**Text section:**
※

By the end of the scene, Julien has won. Convinced, or bullied, his friends agree to the trip. In Becker’s universe, this is not necessarily a happy outcome. His films are filled with both loners and couples who want nothing more than to “find their place and stay put,” and yet for whom settling down—making a home—is a fraught and insecure operation. One of the only vocal outbursts we hear from Max (Jean Gabin), the aging, habitually subdued gangster in Touchez pas au grisbi (54), comes when he’s berating his clumsy sideman Riton (René Dary) for making a slip that could cost him the stolen small fortune on which he’s staked his retirement. He craves the kind of easy, unhurried life he’s been acting out with Riton throughout the hushed scene during which that outburst comes—inviting him up to his pristine apartment; boasting about the place’s quietness; laying out toast for the two of them with butter and pâté.

※

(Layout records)
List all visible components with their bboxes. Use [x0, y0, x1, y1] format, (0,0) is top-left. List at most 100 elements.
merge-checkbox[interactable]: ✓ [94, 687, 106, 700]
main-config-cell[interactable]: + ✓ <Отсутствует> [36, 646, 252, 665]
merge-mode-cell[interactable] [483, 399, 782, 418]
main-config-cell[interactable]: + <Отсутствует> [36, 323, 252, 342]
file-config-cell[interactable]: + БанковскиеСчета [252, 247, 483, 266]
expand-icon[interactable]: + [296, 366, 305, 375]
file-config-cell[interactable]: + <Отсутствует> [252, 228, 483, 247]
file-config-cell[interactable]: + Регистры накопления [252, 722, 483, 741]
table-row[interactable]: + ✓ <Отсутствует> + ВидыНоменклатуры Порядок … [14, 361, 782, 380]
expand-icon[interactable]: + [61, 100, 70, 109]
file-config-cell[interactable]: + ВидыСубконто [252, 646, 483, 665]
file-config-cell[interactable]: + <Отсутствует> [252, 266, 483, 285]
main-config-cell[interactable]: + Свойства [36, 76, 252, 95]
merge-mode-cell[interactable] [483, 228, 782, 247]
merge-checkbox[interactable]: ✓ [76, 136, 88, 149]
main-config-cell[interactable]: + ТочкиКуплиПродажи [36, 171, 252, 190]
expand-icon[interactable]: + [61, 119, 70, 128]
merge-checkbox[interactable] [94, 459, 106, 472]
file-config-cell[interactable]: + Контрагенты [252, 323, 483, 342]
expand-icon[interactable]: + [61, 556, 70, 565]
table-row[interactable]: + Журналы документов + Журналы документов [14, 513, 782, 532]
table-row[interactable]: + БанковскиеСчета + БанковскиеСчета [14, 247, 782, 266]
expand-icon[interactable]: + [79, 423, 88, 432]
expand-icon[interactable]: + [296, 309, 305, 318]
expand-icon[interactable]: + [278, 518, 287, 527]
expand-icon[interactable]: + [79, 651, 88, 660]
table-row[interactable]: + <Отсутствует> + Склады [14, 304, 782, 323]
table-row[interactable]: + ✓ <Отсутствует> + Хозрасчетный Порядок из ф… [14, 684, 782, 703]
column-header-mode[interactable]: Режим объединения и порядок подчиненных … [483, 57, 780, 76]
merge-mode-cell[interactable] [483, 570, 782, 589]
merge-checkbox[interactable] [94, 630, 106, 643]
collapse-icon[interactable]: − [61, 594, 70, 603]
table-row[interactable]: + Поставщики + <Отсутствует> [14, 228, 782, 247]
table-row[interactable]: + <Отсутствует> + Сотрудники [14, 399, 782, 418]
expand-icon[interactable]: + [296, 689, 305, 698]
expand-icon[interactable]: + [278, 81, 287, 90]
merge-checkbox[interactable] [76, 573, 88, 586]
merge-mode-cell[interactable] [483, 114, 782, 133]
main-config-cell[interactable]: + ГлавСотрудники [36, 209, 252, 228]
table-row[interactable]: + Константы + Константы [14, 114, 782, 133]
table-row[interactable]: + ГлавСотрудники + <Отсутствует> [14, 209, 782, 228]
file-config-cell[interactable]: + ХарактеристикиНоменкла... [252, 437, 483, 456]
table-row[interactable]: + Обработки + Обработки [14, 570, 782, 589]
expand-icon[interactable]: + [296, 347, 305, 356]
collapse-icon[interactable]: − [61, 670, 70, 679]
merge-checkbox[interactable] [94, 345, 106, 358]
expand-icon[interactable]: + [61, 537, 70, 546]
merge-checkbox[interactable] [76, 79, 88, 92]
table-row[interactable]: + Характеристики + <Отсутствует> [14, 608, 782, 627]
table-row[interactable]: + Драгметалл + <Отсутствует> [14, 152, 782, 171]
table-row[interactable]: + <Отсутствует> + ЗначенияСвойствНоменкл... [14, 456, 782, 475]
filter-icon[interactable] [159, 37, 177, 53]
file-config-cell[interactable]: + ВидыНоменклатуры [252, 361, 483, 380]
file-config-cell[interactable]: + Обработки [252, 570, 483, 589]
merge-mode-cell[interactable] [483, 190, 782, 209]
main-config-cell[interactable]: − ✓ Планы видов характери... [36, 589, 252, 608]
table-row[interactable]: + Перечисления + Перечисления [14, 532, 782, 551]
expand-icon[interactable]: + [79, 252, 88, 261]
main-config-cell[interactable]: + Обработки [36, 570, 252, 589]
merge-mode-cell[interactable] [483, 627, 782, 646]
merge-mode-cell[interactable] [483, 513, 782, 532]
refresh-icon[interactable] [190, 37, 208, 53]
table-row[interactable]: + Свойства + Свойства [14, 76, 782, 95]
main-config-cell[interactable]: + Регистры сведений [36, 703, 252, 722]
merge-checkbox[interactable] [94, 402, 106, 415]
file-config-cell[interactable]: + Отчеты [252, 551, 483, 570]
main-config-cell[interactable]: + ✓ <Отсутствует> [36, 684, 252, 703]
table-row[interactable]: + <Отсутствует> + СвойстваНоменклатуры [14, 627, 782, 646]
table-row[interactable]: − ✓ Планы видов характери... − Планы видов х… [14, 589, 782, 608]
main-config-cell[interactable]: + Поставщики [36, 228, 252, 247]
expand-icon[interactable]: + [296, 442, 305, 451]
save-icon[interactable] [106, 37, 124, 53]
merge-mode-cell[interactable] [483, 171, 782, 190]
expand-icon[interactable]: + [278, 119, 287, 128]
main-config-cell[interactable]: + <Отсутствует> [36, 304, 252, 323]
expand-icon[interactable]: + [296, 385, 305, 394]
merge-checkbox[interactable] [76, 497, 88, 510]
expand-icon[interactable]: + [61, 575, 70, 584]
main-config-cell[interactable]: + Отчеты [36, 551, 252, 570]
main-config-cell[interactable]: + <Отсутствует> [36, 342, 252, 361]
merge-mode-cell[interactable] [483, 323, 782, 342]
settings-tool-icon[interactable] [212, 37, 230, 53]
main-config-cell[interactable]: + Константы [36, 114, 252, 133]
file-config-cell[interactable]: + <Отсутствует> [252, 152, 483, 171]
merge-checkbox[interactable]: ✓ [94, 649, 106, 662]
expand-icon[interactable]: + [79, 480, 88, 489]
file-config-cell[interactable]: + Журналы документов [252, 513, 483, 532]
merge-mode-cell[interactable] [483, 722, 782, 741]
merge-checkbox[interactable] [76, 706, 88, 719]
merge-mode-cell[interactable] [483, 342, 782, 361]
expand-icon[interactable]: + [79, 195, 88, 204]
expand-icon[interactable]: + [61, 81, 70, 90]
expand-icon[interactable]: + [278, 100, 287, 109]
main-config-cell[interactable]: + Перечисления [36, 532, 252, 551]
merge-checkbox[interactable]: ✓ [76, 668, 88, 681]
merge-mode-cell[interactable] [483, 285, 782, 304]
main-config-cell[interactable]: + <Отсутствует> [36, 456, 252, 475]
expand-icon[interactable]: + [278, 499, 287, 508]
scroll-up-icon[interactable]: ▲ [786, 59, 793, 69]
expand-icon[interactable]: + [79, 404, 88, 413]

※

**Problems to solve:**
1. Answer these questions using the passage on Becker's films:
(a) Which actor plays Max in Touchez pas au grisbi?
(b) What do Julien's friends finally agree to?
(c) What does Max lay out for himself and Riton?
2. List every film character named in the passage on Becker's films. Leave out the actors.

**Answers to the exercise:**
1.
(a) Jean Gabin
(b) The trip
(c) Toast with butter and pâté

2. Julien, Max, Riton